**Page**
====
Cherry picking is the often-derided term for picking out a limited supply of points, and then trying to prove a point from them.
But Cherry picking isn't always a bad thing, as long as you remember that its main use is for DISPROOF, not PROOF.
If I pick out two points that have a counter-intuitive result, it means that the intuitive result can not be totally true!
And, to illustrate, an example:This diagram shows the connection between a city's size and the percentage of its population that is African-American. African-Americans typically do live in larger cities, but as this diagram shows, there are at least some exceptions to this rule. Fairbanks, Alaska, a town of around 30,000 people, has the same percentage of African-Americans as Los Angeles, a town 100 times its size. And a higher percentage than some much larger towns.
Now, of course if I put more data points into this, it would probably have a line closer to what we expect. But as long as Fairbanks is there, the plot will never be perfect!

Part II, after several days:

So I seem to have missed a few days! I hope you all didn't miss me too much!
I am also going to be gone for a few weeks on vacation, so there may not be DAILY SCATTERPLOTS. However, you can carry on some type of cult following, commenting endlessly on the intricacies of the material I have presented thus far.
====
**Record set**

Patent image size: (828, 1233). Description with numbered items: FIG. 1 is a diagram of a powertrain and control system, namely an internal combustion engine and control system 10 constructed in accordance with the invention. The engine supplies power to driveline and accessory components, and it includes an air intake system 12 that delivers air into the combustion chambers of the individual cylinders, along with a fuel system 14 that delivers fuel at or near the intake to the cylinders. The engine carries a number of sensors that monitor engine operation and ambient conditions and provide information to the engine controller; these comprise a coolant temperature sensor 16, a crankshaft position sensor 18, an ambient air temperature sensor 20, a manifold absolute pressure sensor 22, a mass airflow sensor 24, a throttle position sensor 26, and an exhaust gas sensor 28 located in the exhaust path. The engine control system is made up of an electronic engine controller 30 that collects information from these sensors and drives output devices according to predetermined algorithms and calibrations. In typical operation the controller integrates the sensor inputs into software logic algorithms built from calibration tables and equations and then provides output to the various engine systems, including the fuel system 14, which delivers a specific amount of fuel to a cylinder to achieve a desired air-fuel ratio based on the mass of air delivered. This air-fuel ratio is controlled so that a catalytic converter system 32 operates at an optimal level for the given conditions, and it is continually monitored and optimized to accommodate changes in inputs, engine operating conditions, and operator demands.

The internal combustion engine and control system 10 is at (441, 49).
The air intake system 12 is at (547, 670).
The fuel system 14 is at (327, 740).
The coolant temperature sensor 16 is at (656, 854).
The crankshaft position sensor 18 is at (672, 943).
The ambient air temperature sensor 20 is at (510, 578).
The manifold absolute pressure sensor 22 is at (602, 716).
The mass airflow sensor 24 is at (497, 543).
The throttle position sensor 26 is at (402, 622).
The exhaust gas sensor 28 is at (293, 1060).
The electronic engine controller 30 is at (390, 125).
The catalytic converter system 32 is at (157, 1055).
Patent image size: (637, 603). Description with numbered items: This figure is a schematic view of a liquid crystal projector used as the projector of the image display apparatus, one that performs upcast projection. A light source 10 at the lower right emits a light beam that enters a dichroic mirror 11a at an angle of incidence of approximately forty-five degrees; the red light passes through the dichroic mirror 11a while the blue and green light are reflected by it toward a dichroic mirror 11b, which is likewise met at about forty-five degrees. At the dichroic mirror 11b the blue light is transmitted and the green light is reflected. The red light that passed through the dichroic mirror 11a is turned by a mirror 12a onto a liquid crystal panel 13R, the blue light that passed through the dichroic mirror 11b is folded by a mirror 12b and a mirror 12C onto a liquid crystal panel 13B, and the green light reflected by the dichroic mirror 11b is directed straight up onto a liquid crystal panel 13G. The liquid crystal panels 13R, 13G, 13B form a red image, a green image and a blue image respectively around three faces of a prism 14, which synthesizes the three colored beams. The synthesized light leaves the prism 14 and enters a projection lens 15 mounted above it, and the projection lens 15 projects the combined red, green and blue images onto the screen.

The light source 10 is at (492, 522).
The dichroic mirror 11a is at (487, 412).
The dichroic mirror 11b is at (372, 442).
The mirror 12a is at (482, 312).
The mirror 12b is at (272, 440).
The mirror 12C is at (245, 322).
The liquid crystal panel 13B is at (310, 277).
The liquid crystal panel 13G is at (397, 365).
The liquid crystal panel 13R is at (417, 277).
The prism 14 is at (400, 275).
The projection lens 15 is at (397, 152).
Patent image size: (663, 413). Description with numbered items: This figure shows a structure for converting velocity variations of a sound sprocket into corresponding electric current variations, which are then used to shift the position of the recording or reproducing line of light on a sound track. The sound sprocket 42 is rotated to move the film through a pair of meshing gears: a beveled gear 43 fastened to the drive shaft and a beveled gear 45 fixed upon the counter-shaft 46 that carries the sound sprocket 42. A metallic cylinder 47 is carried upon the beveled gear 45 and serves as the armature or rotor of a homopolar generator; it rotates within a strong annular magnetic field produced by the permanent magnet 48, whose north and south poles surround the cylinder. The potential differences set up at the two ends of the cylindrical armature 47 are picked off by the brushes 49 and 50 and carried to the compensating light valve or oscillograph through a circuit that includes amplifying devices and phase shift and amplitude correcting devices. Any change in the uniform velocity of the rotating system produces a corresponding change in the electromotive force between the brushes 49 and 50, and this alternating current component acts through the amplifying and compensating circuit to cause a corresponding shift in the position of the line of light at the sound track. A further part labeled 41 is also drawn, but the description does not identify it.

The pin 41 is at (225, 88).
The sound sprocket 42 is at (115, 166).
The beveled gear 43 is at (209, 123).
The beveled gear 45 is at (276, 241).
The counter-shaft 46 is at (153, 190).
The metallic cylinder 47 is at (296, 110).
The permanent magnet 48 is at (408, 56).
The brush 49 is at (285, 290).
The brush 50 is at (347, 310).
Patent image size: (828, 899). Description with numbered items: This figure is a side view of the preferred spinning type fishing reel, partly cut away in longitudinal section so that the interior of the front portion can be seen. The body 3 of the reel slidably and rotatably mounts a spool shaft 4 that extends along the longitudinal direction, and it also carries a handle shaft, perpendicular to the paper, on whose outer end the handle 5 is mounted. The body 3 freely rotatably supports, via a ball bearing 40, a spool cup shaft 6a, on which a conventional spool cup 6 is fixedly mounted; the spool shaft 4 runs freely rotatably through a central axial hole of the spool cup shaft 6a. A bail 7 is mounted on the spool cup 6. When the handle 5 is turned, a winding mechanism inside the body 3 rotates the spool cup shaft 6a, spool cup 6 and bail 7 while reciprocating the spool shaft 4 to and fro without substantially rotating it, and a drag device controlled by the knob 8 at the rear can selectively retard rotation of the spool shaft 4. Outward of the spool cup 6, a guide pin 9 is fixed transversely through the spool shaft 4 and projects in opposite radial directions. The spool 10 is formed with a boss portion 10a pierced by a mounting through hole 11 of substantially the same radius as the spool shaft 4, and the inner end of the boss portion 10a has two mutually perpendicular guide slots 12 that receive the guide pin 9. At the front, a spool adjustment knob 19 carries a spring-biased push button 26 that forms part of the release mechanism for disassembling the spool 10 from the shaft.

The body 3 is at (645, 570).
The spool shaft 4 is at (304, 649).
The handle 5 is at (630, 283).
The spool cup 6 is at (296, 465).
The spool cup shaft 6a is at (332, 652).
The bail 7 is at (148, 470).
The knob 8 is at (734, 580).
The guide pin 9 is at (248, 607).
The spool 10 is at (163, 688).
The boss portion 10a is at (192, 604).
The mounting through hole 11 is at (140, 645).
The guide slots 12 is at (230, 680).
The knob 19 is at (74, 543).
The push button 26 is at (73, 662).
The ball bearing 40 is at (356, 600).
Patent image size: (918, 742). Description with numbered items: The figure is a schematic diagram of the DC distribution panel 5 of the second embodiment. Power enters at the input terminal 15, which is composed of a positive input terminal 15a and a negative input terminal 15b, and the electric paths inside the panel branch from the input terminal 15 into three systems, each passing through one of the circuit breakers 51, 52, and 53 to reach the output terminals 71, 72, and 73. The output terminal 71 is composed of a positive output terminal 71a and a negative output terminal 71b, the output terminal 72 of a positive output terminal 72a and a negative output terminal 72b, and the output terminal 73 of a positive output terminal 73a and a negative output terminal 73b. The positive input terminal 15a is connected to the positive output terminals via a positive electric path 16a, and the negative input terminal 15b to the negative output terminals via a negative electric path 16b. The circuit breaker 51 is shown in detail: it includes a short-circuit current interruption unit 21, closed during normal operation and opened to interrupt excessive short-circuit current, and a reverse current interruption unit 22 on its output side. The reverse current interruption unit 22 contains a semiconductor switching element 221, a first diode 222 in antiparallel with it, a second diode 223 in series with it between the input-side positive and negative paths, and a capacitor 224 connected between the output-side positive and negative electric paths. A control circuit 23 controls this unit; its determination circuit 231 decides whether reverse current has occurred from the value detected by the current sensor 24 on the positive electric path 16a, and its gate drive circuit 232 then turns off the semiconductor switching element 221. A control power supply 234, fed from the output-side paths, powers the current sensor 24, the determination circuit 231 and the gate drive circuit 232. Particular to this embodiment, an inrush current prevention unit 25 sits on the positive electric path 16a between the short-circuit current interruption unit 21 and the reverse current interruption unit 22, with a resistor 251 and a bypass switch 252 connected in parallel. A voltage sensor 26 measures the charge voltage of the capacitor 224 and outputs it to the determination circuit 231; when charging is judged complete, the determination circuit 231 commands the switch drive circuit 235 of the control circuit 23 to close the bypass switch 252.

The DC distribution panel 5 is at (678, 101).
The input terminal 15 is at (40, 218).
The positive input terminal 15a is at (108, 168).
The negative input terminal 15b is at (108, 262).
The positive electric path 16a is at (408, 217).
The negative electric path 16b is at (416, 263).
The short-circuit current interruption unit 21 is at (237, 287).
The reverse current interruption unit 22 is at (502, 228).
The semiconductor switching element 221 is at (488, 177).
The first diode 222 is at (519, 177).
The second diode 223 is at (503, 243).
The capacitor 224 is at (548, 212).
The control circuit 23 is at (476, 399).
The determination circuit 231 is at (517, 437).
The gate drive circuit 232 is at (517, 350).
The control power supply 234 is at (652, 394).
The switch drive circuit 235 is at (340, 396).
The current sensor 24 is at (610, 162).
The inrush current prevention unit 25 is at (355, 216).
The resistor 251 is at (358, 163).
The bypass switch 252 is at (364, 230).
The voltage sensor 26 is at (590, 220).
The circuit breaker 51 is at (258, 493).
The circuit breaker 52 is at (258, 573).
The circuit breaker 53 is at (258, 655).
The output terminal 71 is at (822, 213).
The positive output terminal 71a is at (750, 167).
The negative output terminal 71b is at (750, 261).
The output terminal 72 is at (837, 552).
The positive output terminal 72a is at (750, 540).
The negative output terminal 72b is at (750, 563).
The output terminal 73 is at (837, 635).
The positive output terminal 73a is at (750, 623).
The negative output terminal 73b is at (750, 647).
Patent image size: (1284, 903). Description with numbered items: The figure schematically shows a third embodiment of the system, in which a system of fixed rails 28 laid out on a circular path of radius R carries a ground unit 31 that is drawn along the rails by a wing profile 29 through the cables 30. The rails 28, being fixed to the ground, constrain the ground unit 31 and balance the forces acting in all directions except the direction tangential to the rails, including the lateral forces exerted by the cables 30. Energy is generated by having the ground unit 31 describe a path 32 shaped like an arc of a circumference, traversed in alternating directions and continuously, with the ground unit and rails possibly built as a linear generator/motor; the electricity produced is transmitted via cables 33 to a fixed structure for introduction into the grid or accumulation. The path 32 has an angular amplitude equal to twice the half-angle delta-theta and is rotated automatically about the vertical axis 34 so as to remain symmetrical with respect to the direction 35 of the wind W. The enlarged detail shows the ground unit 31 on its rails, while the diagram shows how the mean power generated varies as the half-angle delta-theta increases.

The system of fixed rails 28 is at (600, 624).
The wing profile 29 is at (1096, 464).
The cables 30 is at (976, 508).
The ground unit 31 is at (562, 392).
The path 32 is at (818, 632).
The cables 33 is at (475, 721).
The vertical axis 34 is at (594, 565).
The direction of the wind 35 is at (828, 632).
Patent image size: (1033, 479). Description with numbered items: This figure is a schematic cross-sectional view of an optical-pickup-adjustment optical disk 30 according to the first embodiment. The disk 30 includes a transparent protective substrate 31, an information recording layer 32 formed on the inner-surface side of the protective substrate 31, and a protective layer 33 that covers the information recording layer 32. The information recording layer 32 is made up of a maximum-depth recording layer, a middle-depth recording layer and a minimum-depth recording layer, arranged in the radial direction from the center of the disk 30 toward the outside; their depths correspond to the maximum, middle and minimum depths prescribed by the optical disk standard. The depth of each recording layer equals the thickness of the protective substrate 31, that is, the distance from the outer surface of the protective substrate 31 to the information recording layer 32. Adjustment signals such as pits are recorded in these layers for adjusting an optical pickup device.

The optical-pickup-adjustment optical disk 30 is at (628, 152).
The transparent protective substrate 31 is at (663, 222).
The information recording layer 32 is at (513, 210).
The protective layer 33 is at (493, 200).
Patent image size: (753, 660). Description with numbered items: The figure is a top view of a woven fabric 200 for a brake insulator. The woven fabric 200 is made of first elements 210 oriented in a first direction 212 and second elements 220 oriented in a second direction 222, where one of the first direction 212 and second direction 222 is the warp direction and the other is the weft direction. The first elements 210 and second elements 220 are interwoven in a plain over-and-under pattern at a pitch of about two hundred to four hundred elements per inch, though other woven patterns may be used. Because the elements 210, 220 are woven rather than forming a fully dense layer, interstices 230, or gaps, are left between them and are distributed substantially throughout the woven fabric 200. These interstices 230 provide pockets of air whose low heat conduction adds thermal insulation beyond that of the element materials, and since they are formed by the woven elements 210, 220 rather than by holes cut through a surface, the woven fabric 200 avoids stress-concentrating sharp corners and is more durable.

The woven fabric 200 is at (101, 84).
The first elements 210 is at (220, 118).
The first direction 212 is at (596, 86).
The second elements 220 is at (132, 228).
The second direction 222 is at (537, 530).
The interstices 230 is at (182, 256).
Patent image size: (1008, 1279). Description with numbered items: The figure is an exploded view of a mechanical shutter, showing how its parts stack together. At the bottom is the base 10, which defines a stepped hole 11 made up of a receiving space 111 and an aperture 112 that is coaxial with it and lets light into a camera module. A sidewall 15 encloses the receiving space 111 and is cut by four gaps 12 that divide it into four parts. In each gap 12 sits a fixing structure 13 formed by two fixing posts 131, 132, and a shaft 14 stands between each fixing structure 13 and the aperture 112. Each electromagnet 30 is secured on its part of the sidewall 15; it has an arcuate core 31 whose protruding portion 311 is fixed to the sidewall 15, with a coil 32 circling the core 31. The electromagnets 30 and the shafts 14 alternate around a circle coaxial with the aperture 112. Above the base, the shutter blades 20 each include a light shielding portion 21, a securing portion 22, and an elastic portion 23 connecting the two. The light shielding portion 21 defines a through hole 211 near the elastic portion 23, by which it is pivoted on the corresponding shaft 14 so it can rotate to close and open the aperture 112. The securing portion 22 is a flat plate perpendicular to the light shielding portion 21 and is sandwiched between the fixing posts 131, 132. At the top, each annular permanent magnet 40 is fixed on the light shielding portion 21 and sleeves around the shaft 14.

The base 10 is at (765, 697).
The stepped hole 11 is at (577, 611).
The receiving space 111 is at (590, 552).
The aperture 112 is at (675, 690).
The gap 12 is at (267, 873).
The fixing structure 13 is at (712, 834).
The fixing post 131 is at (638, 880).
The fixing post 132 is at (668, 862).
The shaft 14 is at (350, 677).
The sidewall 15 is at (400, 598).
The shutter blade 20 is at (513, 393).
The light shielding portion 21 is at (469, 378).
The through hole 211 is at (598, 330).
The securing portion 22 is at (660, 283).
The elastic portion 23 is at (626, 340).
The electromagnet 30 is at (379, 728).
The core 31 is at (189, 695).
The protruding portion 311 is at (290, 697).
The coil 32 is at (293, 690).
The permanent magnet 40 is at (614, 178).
====
**Exercise task**
Reproduce word for word the part of the cherry-picking post from "Cherry picking is the" to "much larger towns.".

**Result for this exercise**
Cherry picking is the often-derided term for picking out a limited supply of points, and then trying to prove a point from them.
But Cherry picking isn't always a bad thing, as long as you remember that its main use is for DISPROOF, not PROOF.
If I pick out two points that have a counter-intuitive result, it means that the intuitive result can not be totally true!
And, to illustrate, an example:This diagram shows the connection between a city's size and the percentage of its population that is African-American. African-Americans typically do live in larger cities, but as this diagram shows, there are at least some exceptions to this rule. Fairbanks, Alaska, a town of around 30,000 people, has the same percentage of African-Americans as Los Angeles, a town 100 times its size. And a higher percentage than some much larger towns.